» **Short exercise**: Please copy out, unchanged, the lines in the entries below from the one containing "speech-whoa: WHOA! [449,251,467,257]" through the one containing "speech-eek-1: EEK! [511,451,522,457]", and nothing else.

» **Information shown**:
•••
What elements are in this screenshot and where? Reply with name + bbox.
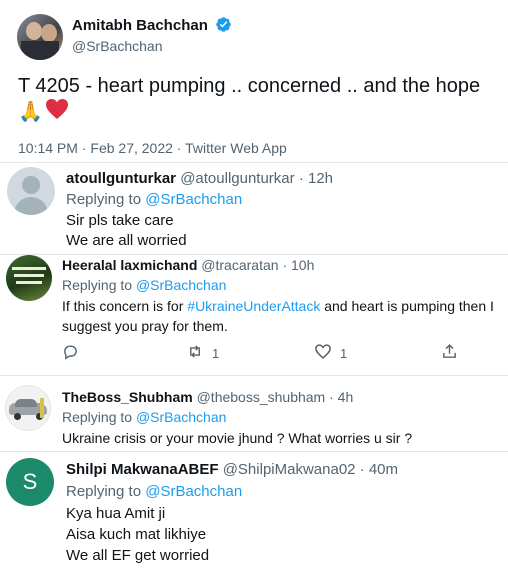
reply-author-handle[interactable]: @ShilpiMakwana02 bbox=[223, 461, 356, 478]
reply-header: atoullgunturkar @atoullgunturkar · 12h bbox=[66, 170, 334, 187]
reply-author-name[interactable]: TheBoss_Shubham bbox=[62, 389, 193, 405]
reply-author-handle[interactable]: @atoullgunturkar bbox=[180, 170, 294, 187]
replying-to-mention[interactable]: @SrBachchan bbox=[136, 277, 226, 293]
replying-to-line: Replying to @SrBachchan bbox=[66, 191, 243, 208]
verified-badge-icon bbox=[215, 16, 232, 39]
author-handle[interactable]: @SrBachchan bbox=[72, 37, 162, 55]
author-name-row: Amitabh Bachchan bbox=[72, 16, 232, 39]
retweet-button[interactable]: 1 bbox=[186, 343, 219, 363]
reply-header: TheBoss_Shubham @theboss_shubham · 4h bbox=[62, 389, 354, 405]
reply-age[interactable]: 40m bbox=[369, 461, 398, 478]
replying-to-mention[interactable]: @SrBachchan bbox=[136, 409, 226, 425]
divider bbox=[0, 375, 508, 376]
reply-text-line: Aisa kuch mat likhiye bbox=[66, 526, 207, 543]
reply-age[interactable]: 12h bbox=[308, 170, 333, 187]
tweet-time[interactable]: 10:14 PM bbox=[18, 140, 78, 156]
tweet-source: Twitter Web App bbox=[185, 140, 287, 156]
comment-icon bbox=[62, 343, 79, 363]
share-icon bbox=[441, 343, 458, 363]
reply-author-name[interactable]: Shilpi MakwanaABEF bbox=[66, 461, 219, 478]
reply-text-line: Kya hua Amit ji bbox=[66, 505, 166, 522]
reply-avatar-default[interactable] bbox=[7, 167, 55, 215]
retweet-count: 1 bbox=[212, 345, 220, 361]
reply-action-button[interactable] bbox=[62, 343, 79, 363]
like-button[interactable]: 1 bbox=[314, 343, 347, 363]
reply-text-line: suggest you pray for them. bbox=[62, 318, 228, 334]
reply-text-line: If this concern is for #UkraineUnderAtta… bbox=[62, 298, 494, 314]
like-count: 1 bbox=[340, 345, 348, 361]
reply-text-line: Ukraine crisis or your movie jhund ? Wha… bbox=[62, 430, 413, 446]
reply-author-handle[interactable]: @theboss_shubham bbox=[197, 389, 326, 405]
reply-author-name[interactable]: Heeralal laxmichand bbox=[62, 257, 197, 273]
heart-outline-icon bbox=[314, 343, 332, 363]
reply-age[interactable]: 4h bbox=[338, 389, 354, 405]
reply-age[interactable]: 10h bbox=[291, 257, 314, 273]
reply-avatar-photo[interactable] bbox=[5, 385, 51, 431]
reply-author-name[interactable]: atoullgunturkar bbox=[66, 170, 176, 187]
author-name[interactable]: Amitabh Bachchan bbox=[72, 17, 208, 34]
divider bbox=[0, 451, 508, 452]
divider bbox=[0, 254, 508, 255]
hashtag-link[interactable]: #UkraineUnderAttack bbox=[187, 298, 320, 314]
replying-to-mention[interactable]: @SrBachchan bbox=[145, 191, 242, 208]
tweet-date[interactable]: Feb 27, 2022 bbox=[90, 140, 173, 156]
share-button[interactable] bbox=[441, 343, 458, 363]
folded-hands-emoji: 🙏 bbox=[18, 100, 43, 123]
reply-avatar-letter[interactable]: S bbox=[6, 458, 54, 506]
reply-text-line: Sir pls take care bbox=[66, 212, 174, 229]
replying-to-mention[interactable]: @SrBachchan bbox=[145, 483, 242, 500]
retweet-icon bbox=[186, 343, 204, 363]
reply-avatar-photo[interactable] bbox=[6, 255, 52, 301]
reply-text-line: We all EF get worried bbox=[66, 547, 210, 564]
tweet-emoji-row: 🙏 bbox=[18, 98, 69, 124]
reply-header: Shilpi MakwanaABEF @ShilpiMakwana02 · 40… bbox=[66, 461, 399, 478]
tweet-text: T 4205 - heart pumping .. concerned .. a… bbox=[18, 75, 481, 97]
reply-header: Heeralal laxmichand @tracaratan · 10h bbox=[62, 257, 315, 273]
replying-to-line: Replying to @SrBachchan bbox=[62, 277, 227, 293]
tweet-meta: 10:14 PM · Feb 27, 2022 · Twitter Web Ap… bbox=[18, 140, 287, 156]
divider bbox=[0, 162, 508, 163]
replying-to-line: Replying to @SrBachchan bbox=[62, 409, 227, 425]
reply-author-handle[interactable]: @tracaratan bbox=[201, 257, 278, 273]
replying-to-line: Replying to @SrBachchan bbox=[66, 483, 243, 500]
reply-text-line: We are all worried bbox=[66, 232, 187, 249]
red-heart-icon bbox=[45, 98, 69, 125]
author-avatar[interactable] bbox=[17, 14, 63, 60]
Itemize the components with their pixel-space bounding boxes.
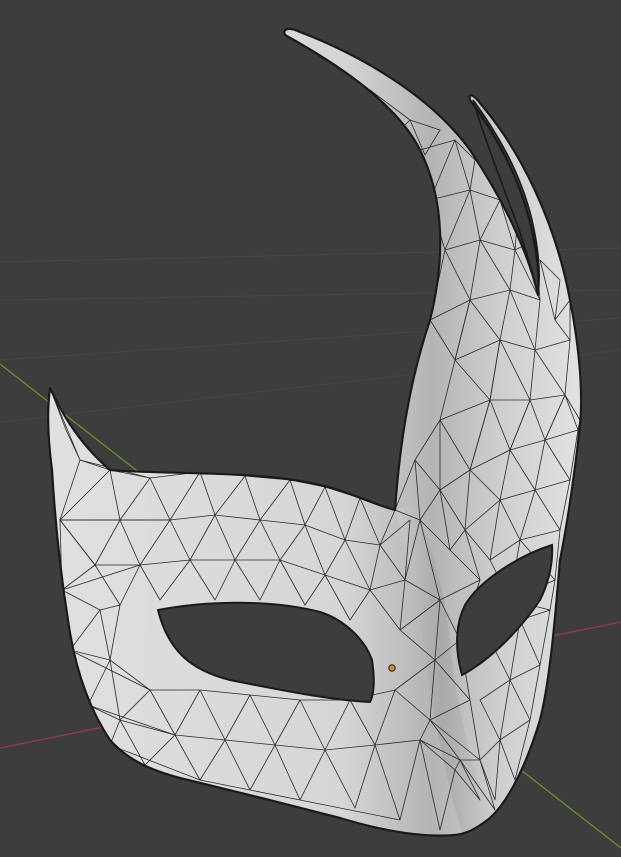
mask-mesh[interactable] — [47, 27, 583, 837]
3d-viewport[interactable] — [0, 0, 621, 857]
object-origin-marker[interactable] — [388, 664, 396, 672]
viewport-canvas[interactable] — [0, 0, 621, 857]
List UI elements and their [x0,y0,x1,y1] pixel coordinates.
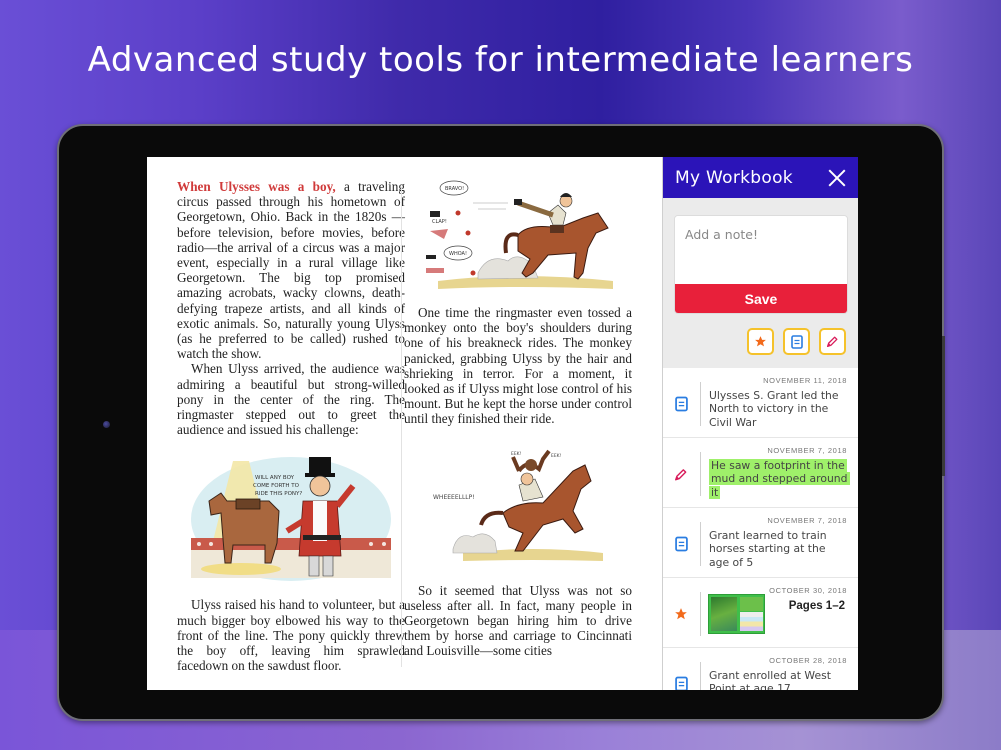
speech-whoa: WHOA! [449,251,467,257]
highlighted-text: He saw a footprint in the mud and steppe… [709,459,850,499]
workbook-header: My Workbook [663,157,858,198]
svg-text:COME FORTH TO: COME FORTH TO [253,483,300,489]
entry-divider [700,452,701,496]
workbook-entry[interactable]: NOVEMBER 7, 2018 Grant learned to train … [663,508,858,578]
filter-buttons [747,328,846,355]
workbook-entry[interactable]: OCTOBER 30, 2018 Pages 1–2 [663,578,858,648]
note-input[interactable] [675,216,847,286]
illustration-galloping-horse: BRAVO! WHOA! CLAP! [418,173,618,295]
entry-divider [700,662,701,690]
close-icon[interactable] [826,167,848,189]
workbook-entry[interactable]: NOVEMBER 11, 2018 Ulysses S. Grant led t… [663,368,858,438]
paragraph[interactable]: When Ulyss arrived, the audience was adm… [177,361,405,437]
entry-date: NOVEMBER 7, 2018 [767,516,847,525]
note-icon [674,676,688,690]
note-icon [674,536,688,552]
entry-pages: Pages 1–2 [788,600,845,612]
chapter-lead: When Ulysses was a boy, [177,179,336,194]
tablet-screen: When Ulysses was a boy, a traveling circ… [147,157,858,690]
speech-eek-2: EEK! [551,453,562,459]
note-composer: Save [674,215,848,314]
entry-text: Grant enrolled at West Point at age 17 [709,669,831,690]
entry-divider [700,522,701,566]
side-button [942,336,945,476]
workbook-entries-list[interactable]: NOVEMBER 11, 2018 Ulysses S. Grant led t… [663,368,858,690]
workbook-title: My Workbook [675,167,793,188]
entry-date: OCTOBER 28, 2018 [769,656,847,665]
filter-highlights-button[interactable] [819,328,846,355]
speech-bravo: BRAVO! [445,186,464,192]
right-column: BRAVO! WHOA! CLAP! One time the ringmast… [404,179,632,659]
entry-text: He saw a footprint in the mud and steppe… [709,459,850,499]
pencil-icon [675,468,687,480]
filter-notes-button[interactable] [783,328,810,355]
filter-bookmarks-button[interactable] [747,328,774,355]
illustration-ringmaster: WILL ANY BOY COME FORTH TO RIDE THIS PON… [191,451,391,582]
save-button[interactable]: Save [675,284,847,313]
speech-clap: CLAP! [432,219,447,225]
speech-eek-1: EEK! [511,451,522,457]
entry-text: Ulysses S. Grant led the North to victor… [709,389,839,429]
pencil-icon [826,336,838,348]
workbook-entry[interactable]: OCTOBER 28, 2018 Grant enrolled at West … [663,648,858,690]
note-icon [674,396,688,412]
column-divider [401,187,402,667]
star-icon [755,336,766,347]
entry-text: Grant learned to train horses starting a… [709,529,827,569]
illustration-monkey-rider: WHEEEELLLP! EEK! EEK! [423,441,613,569]
paragraph[interactable]: One time the ringmaster even tossed a mo… [404,305,632,427]
paragraph[interactable]: Ulyss raised his hand to volunteer, but … [177,597,405,673]
entry-date: NOVEMBER 11, 2018 [763,376,847,385]
svg-text:WILL ANY BOY: WILL ANY BOY [255,475,295,481]
workbook-entry[interactable]: NOVEMBER 7, 2018 He saw a footprint in t… [663,438,858,508]
left-column: When Ulysses was a boy, a traveling circ… [177,179,405,673]
page-thumbnail [708,594,765,634]
star-icon [675,608,687,620]
entry-divider [700,382,701,426]
note-icon [790,334,803,349]
workbook-panel: My Workbook Save [662,157,858,690]
headline: Advanced study tools for intermediate le… [87,40,914,80]
paragraph[interactable]: So it seemed that Ulyss was not so usele… [404,583,632,659]
paragraph[interactable]: When Ulysses was a boy, a traveling circ… [177,179,405,361]
book-page-spread: When Ulysses was a boy, a traveling circ… [147,157,662,690]
entry-date: OCTOBER 30, 2018 [769,586,847,595]
tablet-frame: When Ulysses was a boy, a traveling circ… [57,124,945,721]
speech-wheeeelllp: WHEEEELLLP! [433,494,475,501]
camera-icon [103,421,110,428]
entry-date: NOVEMBER 7, 2018 [767,446,847,455]
entry-divider [700,592,701,636]
svg-text:RIDE THIS PONY?: RIDE THIS PONY? [255,491,302,497]
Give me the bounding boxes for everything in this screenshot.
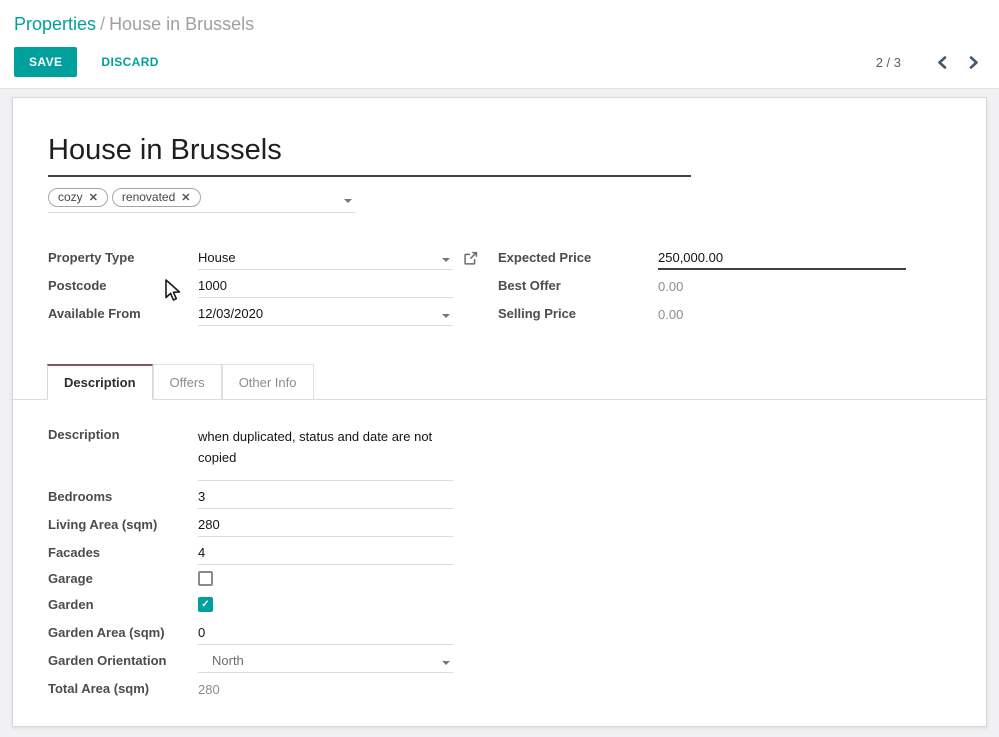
garage-label: Garage: [48, 571, 198, 586]
expected-price-field[interactable]: 250,000.00: [658, 248, 906, 270]
living-area-value: 280: [198, 517, 220, 532]
title-field[interactable]: House in Brussels: [48, 134, 691, 177]
best-offer-label: Best Offer: [498, 278, 658, 298]
form-sheet: House in Brussels cozy ✕ renovated ✕ Pro…: [12, 97, 987, 727]
garden-orientation-value: North: [212, 653, 244, 668]
total-area-row: Total Area (sqm) 280: [48, 673, 951, 701]
expected-price-label: Expected Price: [498, 250, 658, 270]
available-from-field[interactable]: 12/03/2020: [198, 304, 453, 326]
tag-renovated[interactable]: renovated ✕: [112, 188, 201, 207]
living-area-field[interactable]: 280: [198, 515, 453, 537]
breadcrumb-separator: /: [100, 14, 105, 34]
description-label: Description: [48, 425, 198, 481]
garage-row: Garage ✓: [48, 565, 951, 591]
bedrooms-row: Bedrooms 3: [48, 481, 951, 509]
living-area-row: Living Area (sqm) 280: [48, 509, 951, 537]
toolbar: SAVE DISCARD 2 / 3: [14, 47, 983, 77]
garden-orientation-row: Garden Orientation North: [48, 645, 951, 673]
available-from-row: Available From 12/03/2020: [48, 298, 498, 326]
property-type-row: Property Type House: [48, 242, 498, 270]
notebook-tabs: Description Offers Other Info: [13, 363, 986, 400]
facades-row: Facades 4: [48, 537, 951, 565]
expected-price-row: Expected Price 250,000.00: [498, 242, 951, 270]
description-row: Description when duplicated, status and …: [48, 425, 951, 481]
total-area-value: 280: [198, 680, 453, 701]
tab-offers[interactable]: Offers: [153, 364, 222, 400]
chevron-right-icon: [968, 56, 979, 69]
date-caret-icon[interactable]: [442, 314, 450, 318]
garden-area-label: Garden Area (sqm): [48, 625, 198, 645]
garden-checkbox[interactable]: ✓: [198, 597, 213, 612]
postcode-label: Postcode: [48, 278, 198, 298]
garden-area-value: 0: [198, 625, 205, 640]
garden-area-field[interactable]: 0: [198, 623, 453, 645]
garden-area-row: Garden Area (sqm) 0: [48, 617, 951, 645]
tag-remove-icon[interactable]: ✕: [89, 191, 98, 204]
selling-price-row: Selling Price 0.00: [498, 298, 951, 326]
tag-cozy[interactable]: cozy ✕: [48, 188, 108, 207]
selling-price-label: Selling Price: [498, 306, 658, 326]
tag-label: cozy: [58, 190, 83, 204]
breadcrumb: Properties/House in Brussels: [14, 13, 983, 35]
form-view-container: House in Brussels cozy ✕ renovated ✕ Pro…: [0, 89, 999, 727]
postcode-row: Postcode 1000: [48, 270, 498, 298]
field-group: Property Type House Postcode 1000: [48, 242, 951, 326]
property-name-input[interactable]: House in Brussels: [48, 134, 691, 166]
garden-label: Garden: [48, 597, 198, 612]
facades-field[interactable]: 4: [198, 543, 453, 565]
garden-orientation-select[interactable]: North: [198, 651, 453, 673]
breadcrumb-current: House in Brussels: [109, 14, 254, 34]
select-caret-icon[interactable]: [442, 661, 450, 665]
pager-count: 2 / 3: [876, 55, 901, 70]
available-from-label: Available From: [48, 306, 198, 326]
dropdown-caret-icon[interactable]: [442, 258, 450, 262]
available-from-value: 12/03/2020: [198, 306, 263, 321]
pager: 2 / 3: [876, 54, 983, 71]
living-area-label: Living Area (sqm): [48, 517, 198, 537]
bedrooms-field[interactable]: 3: [198, 487, 453, 509]
description-textarea[interactable]: when duplicated, status and date are not…: [198, 425, 453, 481]
tab-other-info[interactable]: Other Info: [222, 364, 314, 400]
property-type-label: Property Type: [48, 250, 198, 270]
property-type-field[interactable]: House: [198, 248, 453, 270]
save-button[interactable]: SAVE: [14, 47, 77, 77]
right-field-column: Expected Price 250,000.00 Best Offer 0.0…: [498, 242, 951, 326]
tab-description[interactable]: Description: [47, 364, 153, 400]
external-link-icon[interactable]: [463, 251, 478, 270]
tag-remove-icon[interactable]: ✕: [181, 191, 190, 204]
top-header: Properties/House in Brussels SAVE DISCAR…: [0, 0, 999, 89]
tag-label: renovated: [122, 190, 175, 204]
bedrooms-label: Bedrooms: [48, 489, 198, 509]
bedrooms-value: 3: [198, 489, 205, 504]
facades-label: Facades: [48, 545, 198, 565]
chevron-left-icon: [937, 56, 948, 69]
postcode-value: 1000: [198, 278, 227, 293]
selling-price-value: 0.00: [658, 305, 906, 326]
check-icon: ✓: [201, 599, 209, 610]
description-tab-pane: Description when duplicated, status and …: [48, 400, 951, 701]
breadcrumb-properties-link[interactable]: Properties: [14, 14, 96, 34]
total-area-label: Total Area (sqm): [48, 681, 198, 701]
discard-button[interactable]: DISCARD: [87, 48, 172, 76]
garden-orientation-label: Garden Orientation: [48, 653, 198, 673]
postcode-field[interactable]: 1000: [198, 276, 453, 298]
tags-dropdown-caret-icon[interactable]: [344, 199, 352, 203]
left-field-column: Property Type House Postcode 1000: [48, 242, 498, 326]
pager-next-button[interactable]: [964, 54, 983, 71]
pager-previous-button[interactable]: [933, 54, 952, 71]
property-type-value: House: [198, 250, 236, 265]
best-offer-value: 0.00: [658, 277, 906, 298]
tags-input[interactable]: cozy ✕ renovated ✕: [48, 188, 356, 213]
garden-row: Garden ✓: [48, 591, 951, 617]
facades-value: 4: [198, 545, 205, 560]
expected-price-value: 250,000.00: [658, 250, 723, 265]
garage-checkbox[interactable]: ✓: [198, 571, 213, 586]
best-offer-row: Best Offer 0.00: [498, 270, 951, 298]
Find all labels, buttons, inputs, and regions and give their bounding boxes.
•••
» **Exercise answer**:
speech-whoa: WHOA! [449,251,467,257]
highlighted-text: He saw a footprint in the mud and steppe… [709,459,850,499]
workbook-header: My Workbook [663,157,858,198]
svg-text:COME FORTH TO: COME FORTH TO [253,483,300,489]
entry-divider [700,452,701,496]
workbook-entry[interactable]: NOVEMBER 7, 2018 Grant learned to train … [663,508,858,578]
filter-buttons [747,328,846,355]
workbook-entry[interactable]: OCTOBER 30, 2018 Pages 1–2 [663,578,858,648]
note-input[interactable] [675,216,847,286]
illustration-galloping-horse: BRAVO! WHOA! CLAP! [418,173,618,295]
entry-divider [700,662,701,690]
close-icon[interactable] [826,167,848,189]
workbook-entry[interactable]: NOVEMBER 11, 2018 Ulysses S. Grant led t… [663,368,858,438]
paragraph[interactable]: When Ulyss arrived, the audience was adm… [177,361,405,437]
entry-date: NOVEMBER 7, 2018 [767,516,847,525]
note-icon [674,676,688,690]
note-icon [674,536,688,552]
entry-pages: Pages 1–2 [788,600,845,612]
chapter-lead: When Ulysses was a boy, [177,179,336,194]
tablet-screen: When Ulysses was a boy, a traveling circ… [147,157,858,690]
speech-eek-2: EEK! [551,453,562,459]
note-composer: Save [674,215,848,314]
entry-text: Grant enrolled at West Point at age 17 [709,669,831,690]
entry-divider [700,522,701,566]
side-button [942,336,945,476]
workbook-entries-list[interactable]: NOVEMBER 11, 2018 Ulysses S. Grant led t… [663,368,858,690]
workbook-title: My Workbook [675,167,793,188]
entry-date: OCTOBER 28, 2018 [769,656,847,665]
filter-highlights-button[interactable] [819,328,846,355]
speech-bravo: BRAVO! [445,186,464,192]
right-column: BRAVO! WHOA! CLAP! One time the ringmast… [404,179,632,659]
entry-text: He saw a footprint in the mud and steppe… [709,459,850,499]
pencil-icon [675,468,687,480]
filter-notes-button[interactable] [783,328,810,355]
filter-bookmarks-button[interactable] [747,328,774,355]
illustration-ringmaster: WILL ANY BOY COME FORTH TO RIDE THIS PON… [191,451,391,582]
save-button[interactable]: Save [675,284,847,313]
speech-clap: CLAP! [432,219,447,225]
speech-eek-1: EEK! [511,451,522,457]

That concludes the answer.